What is needed: Repeat the records below word for word and omit each image.
** Opening Source material block **
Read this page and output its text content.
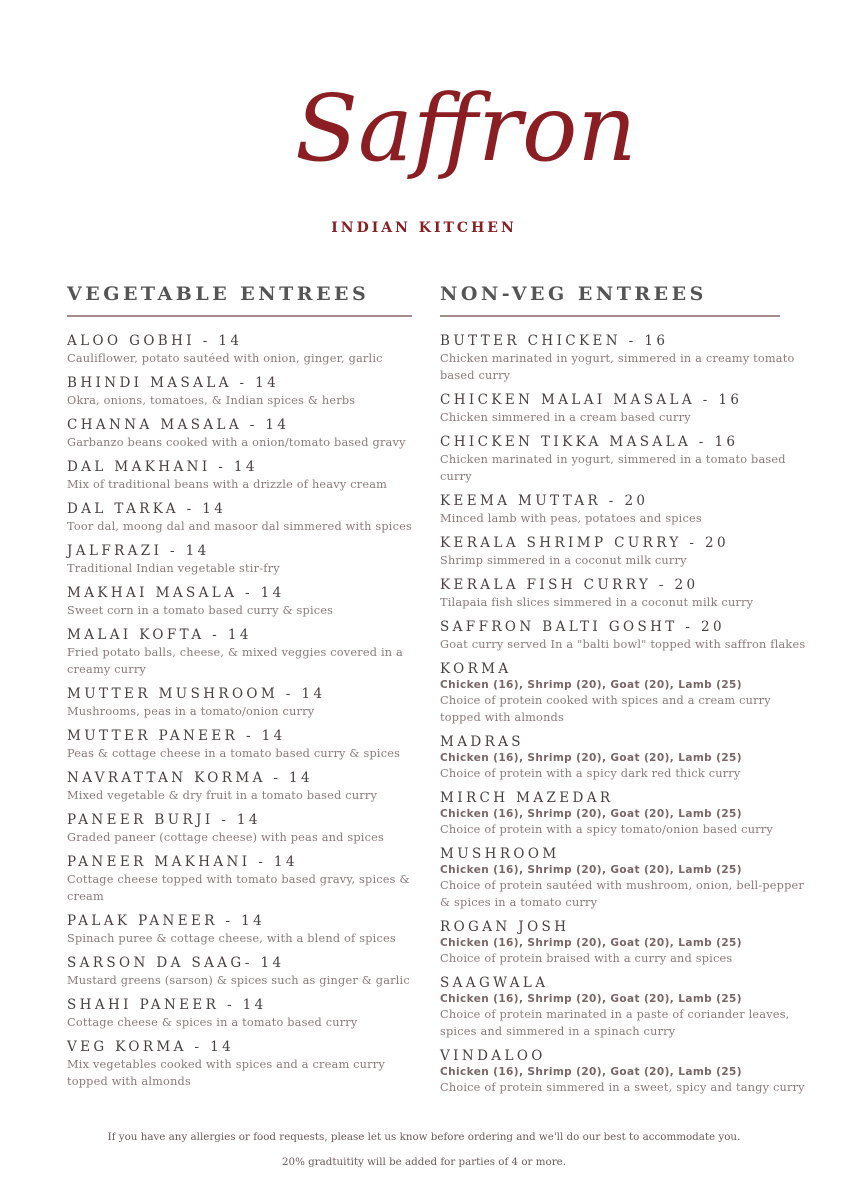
Saffron
INDIAN KITCHEN
VEGETABLE ENTREES
ALOO GOBHI - 14
Cauliflower, potato sautéed with onion, ginger, garlic
BHINDI MASALA - 14
Okra, onions, tomatoes, & Indian spices & herbs
CHANNA MASALA - 14
Garbanzo beans cooked with a onion/tomato based gravy
DAL MAKHANI - 14
Mix of traditional beans with a drizzle of heavy cream
DAL TARKA - 14
Toor dal, moong dal and masoor dal simmered with spices
JALFRAZI - 14
Traditional Indian vegetable stir-fry
MAKHAI MASALA - 14
Sweet corn in a tomato based curry & spices
MALAI KOFTA - 14
Fried potato balls, cheese, & mixed veggies covered in a creamy curry
MUTTER MUSHROOM - 14
Mushrooms, peas in a tomato/onion curry
MUTTER PANEER - 14
Peas & cottage cheese in a tomato based curry & spices
NAVRATTAN KORMA - 14
Mixed vegetable & dry fruit in a tomato based curry
PANEER BURJI - 14
Graded paneer (cottage cheese) with peas and spices
PANEER MAKHANI - 14
Cottage cheese topped with tomato based gravy, spices & cream
PALAK PANEER - 14
Spinach puree & cottage cheese, with a blend of spices
SARSON DA SAAG- 14
Mustard greens (sarson) & spices such as ginger & garlic
SHAHI PANEER - 14
Cottage cheese & spices in a tomato based curry
VEG KORMA - 14
Mix vegetables cooked with spices and a cream curry topped with almonds
NON-VEG ENTREES
BUTTER CHICKEN - 16
Chicken marinated in yogurt, simmered in a creamy tomato based curry
CHICKEN MALAI MASALA - 16
Chicken simmered in a cream based curry
CHICKEN TIKKA MASALA - 16
Chicken marinated in yogurt, simmered in a tomato based curry
KEEMA MUTTAR - 20
Minced lamb with peas, potatoes and spices
KERALA SHRIMP CURRY - 20
Shrimp simmered in a coconut milk curry
KERALA FISH CURRY - 20
Tilapaia fish slices simmered in a coconut milk curry
SAFFRON BALTI GOSHT - 20
Goat curry served In a "balti bowl" topped with saffron flakes
KORMA
Chicken (16), Shrimp (20), Goat (20), Lamb (25)
Choice of protein cooked with spices and a cream curry topped with almonds
MADRAS
Chicken (16), Shrimp (20), Goat (20), Lamb (25)
Choice of protein with a spicy dark red thick curry
MIRCH MAZEDAR
Chicken (16), Shrimp (20), Goat (20), Lamb (25)
Choice of protein with a spicy tomato/onion based curry
MUSHROOM
Chicken (16), Shrimp (20), Goat (20), Lamb (25)
Choice of protein sautéed with mushroom, onion, bell-pepper & spices in a tomato curry
ROGAN JOSH
Chicken (16), Shrimp (20), Goat (20), Lamb (25)
Choice of protein braised with a curry and spices
SAAGWALA
Chicken (16), Shrimp (20), Goat (20), Lamb (25)
Choice of protein marinated in a paste of coriander leaves, spices and simmered in a spinach curry
VINDALOO
Chicken (16), Shrimp (20), Goat (20), Lamb (25)
Choice of protein simmered in a sweet, spicy and tangy curry
If you have any allergies or food requests, please let us know before ordering and we'll do our best to accommodate you.
20% gradtuitity will be added for parties of 4 or more.
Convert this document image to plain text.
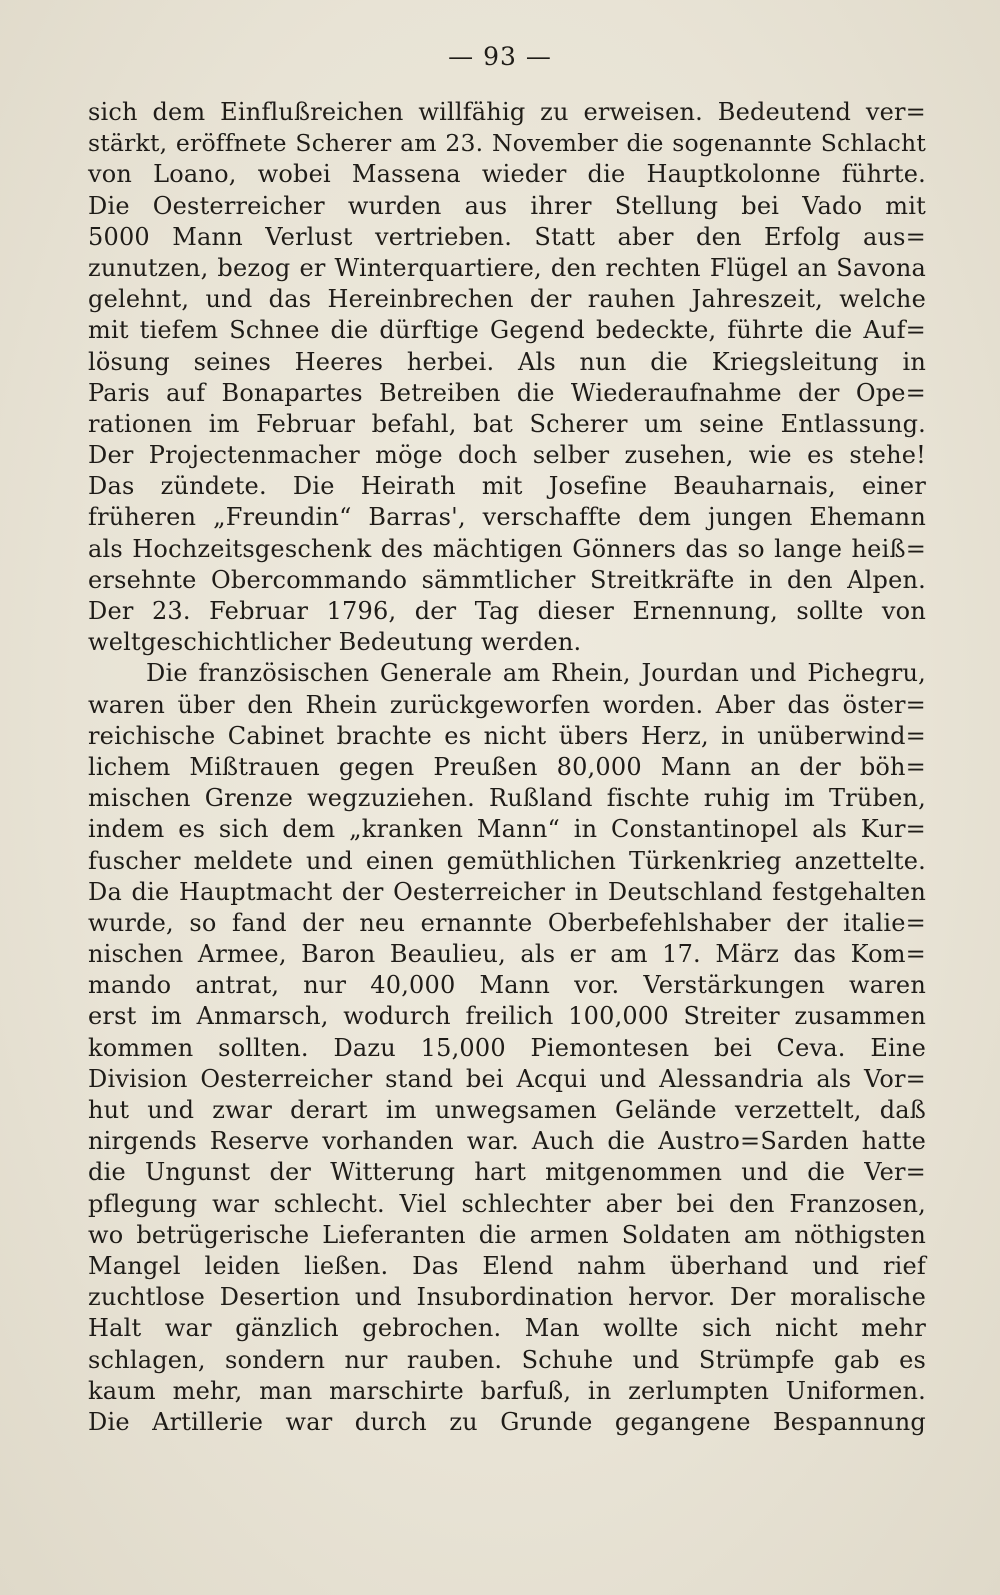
— 93 —
sich dem Einflußreichen willfähig zu erweisen. Bedeutend ver=
stärkt, eröffnete Scherer am 23. November die sogenannte Schlacht
von Loano, wobei Massena wieder die Hauptkolonne führte.
Die Oesterreicher wurden aus ihrer Stellung bei Vado mit
5000 Mann Verlust vertrieben. Statt aber den Erfolg aus=
zunutzen, bezog er Winterquartiere, den rechten Flügel an Savona
gelehnt, und das Hereinbrechen der rauhen Jahreszeit, welche
mit tiefem Schnee die dürftige Gegend bedeckte, führte die Auf=
lösung seines Heeres herbei. Als nun die Kriegsleitung in
Paris auf Bonapartes Betreiben die Wiederaufnahme der Ope=
rationen im Februar befahl, bat Scherer um seine Entlassung.
Der Projectenmacher möge doch selber zusehen, wie es stehe!
Das zündete. Die Heirath mit Josefine Beauharnais, einer
früheren „Freundin“ Barras', verschaffte dem jungen Ehemann
als Hochzeitsgeschenk des mächtigen Gönners das so lange heiß=
ersehnte Obercommando sämmtlicher Streitkräfte in den Alpen.
Der 23. Februar 1796, der Tag dieser Ernennung, sollte von
weltgeschichtlicher Bedeutung werden.
Die französischen Generale am Rhein, Jourdan und Pichegru,
waren über den Rhein zurückgeworfen worden. Aber das öster=
reichische Cabinet brachte es nicht übers Herz, in unüberwind=
lichem Mißtrauen gegen Preußen 80,000 Mann an der böh=
mischen Grenze wegzuziehen. Rußland fischte ruhig im Trüben,
indem es sich dem „kranken Mann“ in Constantinopel als Kur=
fuscher meldete und einen gemüthlichen Türkenkrieg anzettelte.
Da die Hauptmacht der Oesterreicher in Deutschland festgehalten
wurde, so fand der neu ernannte Oberbefehlshaber der italie=
nischen Armee, Baron Beaulieu, als er am 17. März das Kom=
mando antrat, nur 40,000 Mann vor. Verstärkungen waren
erst im Anmarsch, wodurch freilich 100,000 Streiter zusammen
kommen sollten. Dazu 15,000 Piemontesen bei Ceva. Eine
Division Oesterreicher stand bei Acqui und Alessandria als Vor=
hut und zwar derart im unwegsamen Gelände verzettelt, daß
nirgends Reserve vorhanden war. Auch die Austro=Sarden hatte
die Ungunst der Witterung hart mitgenommen und die Ver=
pflegung war schlecht. Viel schlechter aber bei den Franzosen,
wo betrügerische Lieferanten die armen Soldaten am nöthigsten
Mangel leiden ließen. Das Elend nahm überhand und rief
zuchtlose Desertion und Insubordination hervor. Der moralische
Halt war gänzlich gebrochen. Man wollte sich nicht mehr
schlagen, sondern nur rauben. Schuhe und Strümpfe gab es
kaum mehr, man marschirte barfuß, in zerlumpten Uniformen.
Die Artillerie war durch zu Grunde gegangene Bespannung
** Closing Source material block **
Solution for this exercise:
Read this page and output its text content.
Saffron
INDIAN KITCHEN
VEGETABLE ENTREES
ALOO GOBHI - 14
Cauliflower, potato sautéed with onion, ginger, garlic
BHINDI MASALA - 14
Okra, onions, tomatoes, & Indian spices & herbs
CHANNA MASALA - 14
Garbanzo beans cooked with a onion/tomato based gravy
DAL MAKHANI - 14
Mix of traditional beans with a drizzle of heavy cream
DAL TARKA - 14
Toor dal, moong dal and masoor dal simmered with spices
JALFRAZI - 14
Traditional Indian vegetable stir-fry
MAKHAI MASALA - 14
Sweet corn in a tomato based curry & spices
MALAI KOFTA - 14
Fried potato balls, cheese, & mixed veggies covered in a creamy curry
MUTTER MUSHROOM - 14
Mushrooms, peas in a tomato/onion curry
MUTTER PANEER - 14
Peas & cottage cheese in a tomato based curry & spices
NAVRATTAN KORMA - 14
Mixed vegetable & dry fruit in a tomato based curry
PANEER BURJI - 14
Graded paneer (cottage cheese) with peas and spices
PANEER MAKHANI - 14
Cottage cheese topped with tomato based gravy, spices & cream
PALAK PANEER - 14
Spinach puree & cottage cheese, with a blend of spices
SARSON DA SAAG- 14
Mustard greens (sarson) & spices such as ginger & garlic
SHAHI PANEER - 14
Cottage cheese & spices in a tomato based curry
VEG KORMA - 14
Mix vegetables cooked with spices and a cream curry topped with almonds
NON-VEG ENTREES
BUTTER CHICKEN - 16
Chicken marinated in yogurt, simmered in a creamy tomato based curry
CHICKEN MALAI MASALA - 16
Chicken simmered in a cream based curry
CHICKEN TIKKA MASALA - 16
Chicken marinated in yogurt, simmered in a tomato based curry
KEEMA MUTTAR - 20
Minced lamb with peas, potatoes and spices
KERALA SHRIMP CURRY - 20
Shrimp simmered in a coconut milk curry
KERALA FISH CURRY - 20
Tilapaia fish slices simmered in a coconut milk curry
SAFFRON BALTI GOSHT - 20
Goat curry served In a "balti bowl" topped with saffron flakes
KORMA
Chicken (16), Shrimp (20), Goat (20), Lamb (25)
Choice of protein cooked with spices and a cream curry topped with almonds
MADRAS
Chicken (16), Shrimp (20), Goat (20), Lamb (25)
Choice of protein with a spicy dark red thick curry
MIRCH MAZEDAR
Chicken (16), Shrimp (20), Goat (20), Lamb (25)
Choice of protein with a spicy tomato/onion based curry
MUSHROOM
Chicken (16), Shrimp (20), Goat (20), Lamb (25)
Choice of protein sautéed with mushroom, onion, bell-pepper & spices in a tomato curry
ROGAN JOSH
Chicken (16), Shrimp (20), Goat (20), Lamb (25)
Choice of protein braised with a curry and spices
SAAGWALA
Chicken (16), Shrimp (20), Goat (20), Lamb (25)
Choice of protein marinated in a paste of coriander leaves, spices and simmered in a spinach curry
VINDALOO
Chicken (16), Shrimp (20), Goat (20), Lamb (25)
Choice of protein simmered in a sweet, spicy and tangy curry
If you have any allergies or food requests, please let us know before ordering and we'll do our best to accommodate you.
20% gradtuitity will be added for parties of 4 or more.
Convert this document image to plain text.
— 93 —
sich dem Einflußreichen willfähig zu erweisen. Bedeutend ver=
stärkt, eröffnete Scherer am 23. November die sogenannte Schlacht
von Loano, wobei Massena wieder die Hauptkolonne führte.
Die Oesterreicher wurden aus ihrer Stellung bei Vado mit
5000 Mann Verlust vertrieben. Statt aber den Erfolg aus=
zunutzen, bezog er Winterquartiere, den rechten Flügel an Savona
gelehnt, und das Hereinbrechen der rauhen Jahreszeit, welche
mit tiefem Schnee die dürftige Gegend bedeckte, führte die Auf=
lösung seines Heeres herbei. Als nun die Kriegsleitung in
Paris auf Bonapartes Betreiben die Wiederaufnahme der Ope=
rationen im Februar befahl, bat Scherer um seine Entlassung.
Der Projectenmacher möge doch selber zusehen, wie es stehe!
Das zündete. Die Heirath mit Josefine Beauharnais, einer
früheren „Freundin“ Barras', verschaffte dem jungen Ehemann
als Hochzeitsgeschenk des mächtigen Gönners das so lange heiß=
ersehnte Obercommando sämmtlicher Streitkräfte in den Alpen.
Der 23. Februar 1796, der Tag dieser Ernennung, sollte von
weltgeschichtlicher Bedeutung werden.
Die französischen Generale am Rhein, Jourdan und Pichegru,
waren über den Rhein zurückgeworfen worden. Aber das öster=
reichische Cabinet brachte es nicht übers Herz, in unüberwind=
lichem Mißtrauen gegen Preußen 80,000 Mann an der böh=
mischen Grenze wegzuziehen. Rußland fischte ruhig im Trüben,
indem es sich dem „kranken Mann“ in Constantinopel als Kur=
fuscher meldete und einen gemüthlichen Türkenkrieg anzettelte.
Da die Hauptmacht der Oesterreicher in Deutschland festgehalten
wurde, so fand der neu ernannte Oberbefehlshaber der italie=
nischen Armee, Baron Beaulieu, als er am 17. März das Kom=
mando antrat, nur 40,000 Mann vor. Verstärkungen waren
erst im Anmarsch, wodurch freilich 100,000 Streiter zusammen
kommen sollten. Dazu 15,000 Piemontesen bei Ceva. Eine
Division Oesterreicher stand bei Acqui und Alessandria als Vor=
hut und zwar derart im unwegsamen Gelände verzettelt, daß
nirgends Reserve vorhanden war. Auch die Austro=Sarden hatte
die Ungunst der Witterung hart mitgenommen und die Ver=
pflegung war schlecht. Viel schlechter aber bei den Franzosen,
wo betrügerische Lieferanten die armen Soldaten am nöthigsten
Mangel leiden ließen. Das Elend nahm überhand und rief
zuchtlose Desertion und Insubordination hervor. Der moralische
Halt war gänzlich gebrochen. Man wollte sich nicht mehr
schlagen, sondern nur rauben. Schuhe und Strümpfe gab es
kaum mehr, man marschirte barfuß, in zerlumpten Uniformen.
Die Artillerie war durch zu Grunde gegangene Bespannung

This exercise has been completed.